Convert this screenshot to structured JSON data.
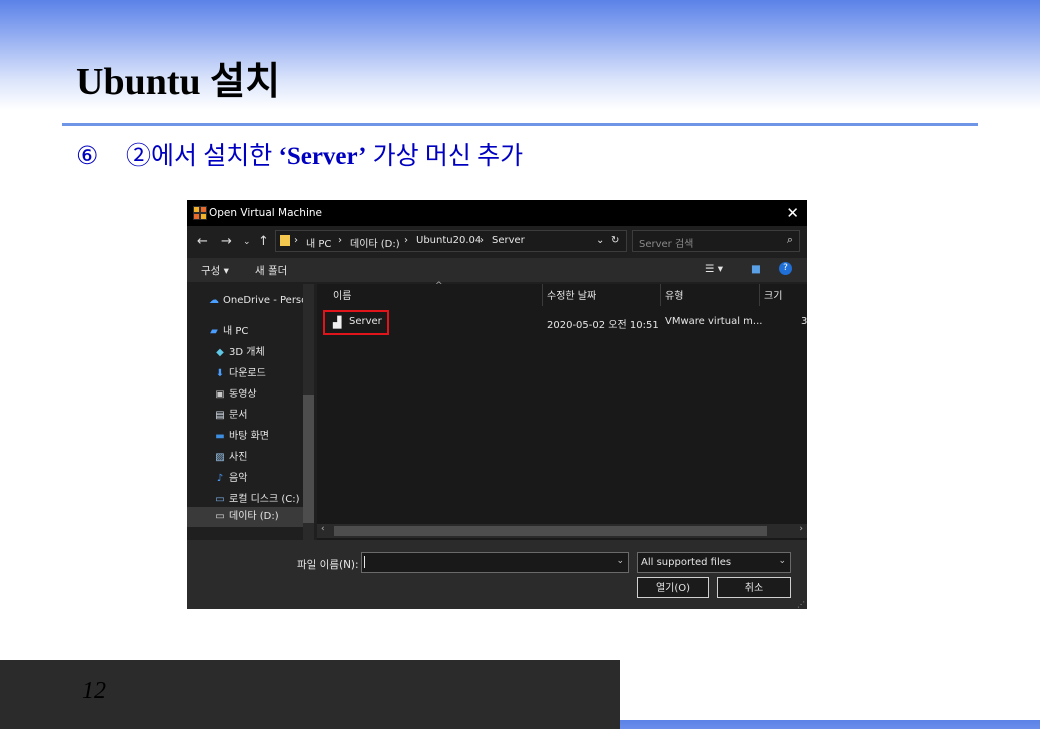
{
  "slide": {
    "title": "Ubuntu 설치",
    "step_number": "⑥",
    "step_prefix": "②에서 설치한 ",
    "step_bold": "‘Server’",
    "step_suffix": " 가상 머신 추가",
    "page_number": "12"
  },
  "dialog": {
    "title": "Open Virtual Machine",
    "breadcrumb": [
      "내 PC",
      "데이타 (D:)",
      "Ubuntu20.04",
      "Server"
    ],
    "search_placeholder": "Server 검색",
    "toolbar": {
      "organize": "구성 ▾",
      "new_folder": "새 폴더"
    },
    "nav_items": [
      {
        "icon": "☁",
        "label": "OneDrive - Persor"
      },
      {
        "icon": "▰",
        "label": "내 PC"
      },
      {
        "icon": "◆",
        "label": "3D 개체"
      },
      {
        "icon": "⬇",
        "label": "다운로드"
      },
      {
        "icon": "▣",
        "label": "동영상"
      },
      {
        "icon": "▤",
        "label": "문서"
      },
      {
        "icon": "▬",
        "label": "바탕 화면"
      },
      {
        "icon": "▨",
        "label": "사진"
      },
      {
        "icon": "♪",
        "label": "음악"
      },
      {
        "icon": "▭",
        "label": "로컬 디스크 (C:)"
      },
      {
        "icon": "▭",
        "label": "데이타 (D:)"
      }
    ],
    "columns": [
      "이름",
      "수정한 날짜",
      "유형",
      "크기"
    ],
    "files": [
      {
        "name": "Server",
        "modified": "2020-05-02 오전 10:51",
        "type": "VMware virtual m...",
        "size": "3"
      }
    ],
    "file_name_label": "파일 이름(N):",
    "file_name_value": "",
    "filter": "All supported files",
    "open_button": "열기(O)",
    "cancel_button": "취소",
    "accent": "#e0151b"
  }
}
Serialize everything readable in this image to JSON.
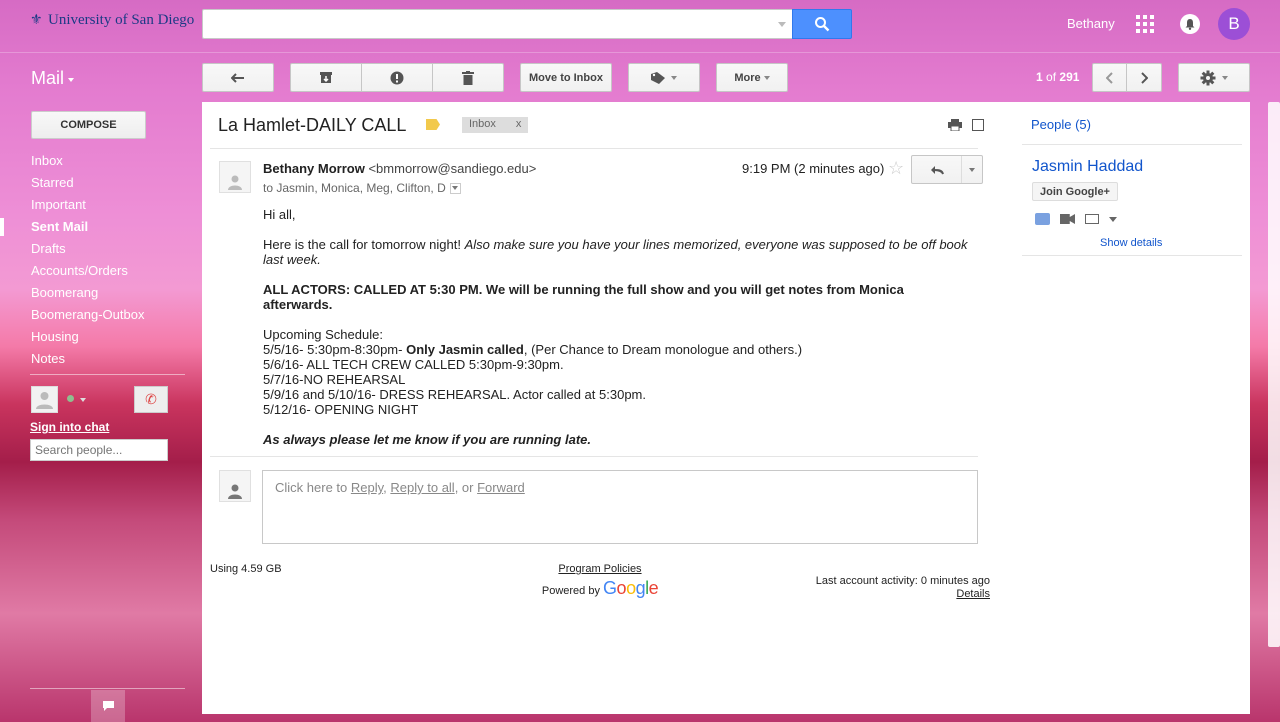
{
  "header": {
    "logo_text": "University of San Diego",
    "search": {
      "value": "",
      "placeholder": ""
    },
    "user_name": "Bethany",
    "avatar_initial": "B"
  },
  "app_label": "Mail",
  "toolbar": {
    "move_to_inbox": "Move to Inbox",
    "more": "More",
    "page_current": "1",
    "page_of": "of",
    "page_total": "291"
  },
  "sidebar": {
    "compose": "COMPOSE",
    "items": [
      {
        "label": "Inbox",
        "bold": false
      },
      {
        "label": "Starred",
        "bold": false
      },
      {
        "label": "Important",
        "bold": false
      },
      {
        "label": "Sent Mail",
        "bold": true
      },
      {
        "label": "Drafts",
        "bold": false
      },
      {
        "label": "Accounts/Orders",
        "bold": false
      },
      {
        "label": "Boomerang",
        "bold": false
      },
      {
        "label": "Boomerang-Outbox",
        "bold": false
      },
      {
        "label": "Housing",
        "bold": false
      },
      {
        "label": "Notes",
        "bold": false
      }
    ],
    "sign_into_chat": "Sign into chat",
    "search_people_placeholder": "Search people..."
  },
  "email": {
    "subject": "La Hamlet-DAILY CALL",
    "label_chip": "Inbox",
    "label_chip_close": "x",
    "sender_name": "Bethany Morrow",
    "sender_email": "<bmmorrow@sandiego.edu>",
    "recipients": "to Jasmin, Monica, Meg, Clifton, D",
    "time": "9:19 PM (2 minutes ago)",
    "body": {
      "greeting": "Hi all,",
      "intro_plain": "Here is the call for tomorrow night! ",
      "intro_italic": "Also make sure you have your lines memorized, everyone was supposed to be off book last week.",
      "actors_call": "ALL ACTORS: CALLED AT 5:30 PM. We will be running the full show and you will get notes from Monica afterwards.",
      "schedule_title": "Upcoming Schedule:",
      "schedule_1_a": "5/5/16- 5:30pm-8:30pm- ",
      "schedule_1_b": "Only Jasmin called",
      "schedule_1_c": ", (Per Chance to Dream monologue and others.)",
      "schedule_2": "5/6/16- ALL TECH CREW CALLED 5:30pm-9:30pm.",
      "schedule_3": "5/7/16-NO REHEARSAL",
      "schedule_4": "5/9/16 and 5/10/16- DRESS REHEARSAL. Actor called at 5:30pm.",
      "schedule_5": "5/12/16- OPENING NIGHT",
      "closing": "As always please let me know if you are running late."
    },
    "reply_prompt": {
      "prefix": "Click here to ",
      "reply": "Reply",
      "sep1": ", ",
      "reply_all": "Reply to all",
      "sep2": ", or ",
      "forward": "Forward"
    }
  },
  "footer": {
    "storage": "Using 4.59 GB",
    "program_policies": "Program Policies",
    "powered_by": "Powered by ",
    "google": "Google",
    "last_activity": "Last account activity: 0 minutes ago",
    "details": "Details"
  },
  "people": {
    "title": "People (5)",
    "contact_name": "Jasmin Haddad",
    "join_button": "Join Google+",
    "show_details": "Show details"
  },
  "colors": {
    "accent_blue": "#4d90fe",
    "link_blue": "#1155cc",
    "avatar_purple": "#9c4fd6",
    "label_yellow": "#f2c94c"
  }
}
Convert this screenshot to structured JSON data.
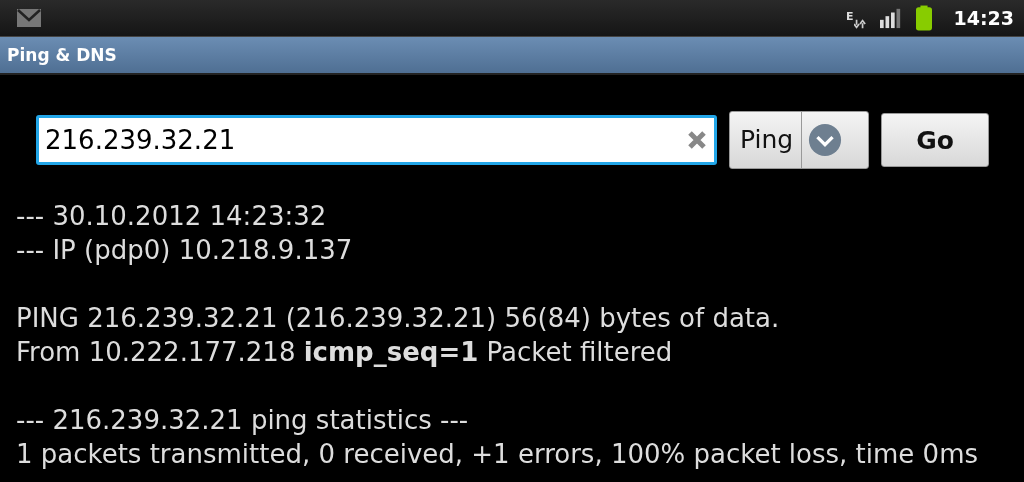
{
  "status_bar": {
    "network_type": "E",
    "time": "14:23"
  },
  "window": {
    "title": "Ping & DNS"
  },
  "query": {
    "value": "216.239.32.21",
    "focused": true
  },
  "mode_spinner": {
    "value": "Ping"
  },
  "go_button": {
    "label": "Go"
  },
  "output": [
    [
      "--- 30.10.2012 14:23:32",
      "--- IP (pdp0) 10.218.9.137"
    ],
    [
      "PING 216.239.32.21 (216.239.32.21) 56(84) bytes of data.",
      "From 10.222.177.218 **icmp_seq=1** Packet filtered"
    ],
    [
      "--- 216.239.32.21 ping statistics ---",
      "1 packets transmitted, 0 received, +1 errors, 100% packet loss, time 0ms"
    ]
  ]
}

***

**WORK TO BE COMPLETED:** Every entry should be returned exactly as written, minus the pictures.

**SOLVED PROBLEM:**
Convert this screenshot to structured JSON data.
{
  "slide": {
    "title": "Ubuntu 설치",
    "step_number": "⑥",
    "step_prefix": "②에서 설치한 ",
    "step_bold": "‘Server’",
    "step_suffix": " 가상 머신 추가",
    "page_number": "12"
  },
  "dialog": {
    "title": "Open Virtual Machine",
    "breadcrumb": [
      "내 PC",
      "데이타 (D:)",
      "Ubuntu20.04",
      "Server"
    ],
    "search_placeholder": "Server 검색",
    "toolbar": {
      "organize": "구성 ▾",
      "new_folder": "새 폴더"
    },
    "nav_items": [
      {
        "icon": "☁",
        "label": "OneDrive - Persor"
      },
      {
        "icon": "▰",
        "label": "내 PC"
      },
      {
        "icon": "◆",
        "label": "3D 개체"
      },
      {
        "icon": "⬇",
        "label": "다운로드"
      },
      {
        "icon": "▣",
        "label": "동영상"
      },
      {
        "icon": "▤",
        "label": "문서"
      },
      {
        "icon": "▬",
        "label": "바탕 화면"
      },
      {
        "icon": "▨",
        "label": "사진"
      },
      {
        "icon": "♪",
        "label": "음악"
      },
      {
        "icon": "▭",
        "label": "로컬 디스크 (C:)"
      },
      {
        "icon": "▭",
        "label": "데이타 (D:)"
      }
    ],
    "columns": [
      "이름",
      "수정한 날짜",
      "유형",
      "크기"
    ],
    "files": [
      {
        "name": "Server",
        "modified": "2020-05-02 오전 10:51",
        "type": "VMware virtual m...",
        "size": "3"
      }
    ],
    "file_name_label": "파일 이름(N):",
    "file_name_value": "",
    "filter": "All supported files",
    "open_button": "열기(O)",
    "cancel_button": "취소",
    "accent": "#e0151b"
  }
}
Serialize everything readable in this image to JSON.
{
  "header": {
    "logo_text": "University of San Diego",
    "search": {
      "value": "",
      "placeholder": ""
    },
    "user_name": "Bethany",
    "avatar_initial": "B"
  },
  "app_label": "Mail",
  "toolbar": {
    "move_to_inbox": "Move to Inbox",
    "more": "More",
    "page_current": "1",
    "page_of": "of",
    "page_total": "291"
  },
  "sidebar": {
    "compose": "COMPOSE",
    "items": [
      {
        "label": "Inbox",
        "bold": false
      },
      {
        "label": "Starred",
        "bold": false
      },
      {
        "label": "Important",
        "bold": false
      },
      {
        "label": "Sent Mail",
        "bold": true
      },
      {
        "label": "Drafts",
        "bold": false
      },
      {
        "label": "Accounts/Orders",
        "bold": false
      },
      {
        "label": "Boomerang",
        "bold": false
      },
      {
        "label": "Boomerang-Outbox",
        "bold": false
      },
      {
        "label": "Housing",
        "bold": false
      },
      {
        "label": "Notes",
        "bold": false
      }
    ],
    "sign_into_chat": "Sign into chat",
    "search_people_placeholder": "Search people..."
  },
  "email": {
    "subject": "La Hamlet-DAILY CALL",
    "label_chip": "Inbox",
    "label_chip_close": "x",
    "sender_name": "Bethany Morrow",
    "sender_email": "<bmmorrow@sandiego.edu>",
    "recipients": "to Jasmin, Monica, Meg, Clifton, D",
    "time": "9:19 PM (2 minutes ago)",
    "body": {
      "greeting": "Hi all,",
      "intro_plain": "Here is the call for tomorrow night! ",
      "intro_italic": "Also make sure you have your lines memorized, everyone was supposed to be off book last week.",
      "actors_call": "ALL ACTORS: CALLED AT 5:30 PM. We will be running the full show and you will get notes from Monica afterwards.",
      "schedule_title": "Upcoming Schedule:",
      "schedule_1_a": "5/5/16- 5:30pm-8:30pm- ",
      "schedule_1_b": "Only Jasmin called",
      "schedule_1_c": ", (Per Chance to Dream monologue and others.)",
      "schedule_2": "5/6/16- ALL TECH CREW CALLED 5:30pm-9:30pm.",
      "schedule_3": "5/7/16-NO REHEARSAL",
      "schedule_4": "5/9/16 and 5/10/16- DRESS REHEARSAL. Actor called at 5:30pm.",
      "schedule_5": "5/12/16- OPENING NIGHT",
      "closing": "As always please let me know if you are running late."
    },
    "reply_prompt": {
      "prefix": "Click here to ",
      "reply": "Reply",
      "sep1": ", ",
      "reply_all": "Reply to all",
      "sep2": ", or ",
      "forward": "Forward"
    }
  },
  "footer": {
    "storage": "Using 4.59 GB",
    "program_policies": "Program Policies",
    "powered_by": "Powered by ",
    "google": "Google",
    "last_activity": "Last account activity: 0 minutes ago",
    "details": "Details"
  },
  "people": {
    "title": "People (5)",
    "contact_name": "Jasmin Haddad",
    "join_button": "Join Google+",
    "show_details": "Show details"
  },
  "colors": {
    "accent_blue": "#4d90fe",
    "link_blue": "#1155cc",
    "avatar_purple": "#9c4fd6",
    "label_yellow": "#f2c94c"
  }
}
Convert this screenshot to structured JSON data.
{
  "status_bar": {
    "network_type": "E",
    "time": "14:23"
  },
  "window": {
    "title": "Ping & DNS"
  },
  "query": {
    "value": "216.239.32.21",
    "focused": true
  },
  "mode_spinner": {
    "value": "Ping"
  },
  "go_button": {
    "label": "Go"
  },
  "output": [
    [
      "--- 30.10.2012 14:23:32",
      "--- IP (pdp0) 10.218.9.137"
    ],
    [
      "PING 216.239.32.21 (216.239.32.21) 56(84) bytes of data.",
      "From 10.222.177.218 **icmp_seq=1** Packet filtered"
    ],
    [
      "--- 216.239.32.21 ping statistics ---",
      "1 packets transmitted, 0 received, +1 errors, 100% packet loss, time 0ms"
    ]
  ]
}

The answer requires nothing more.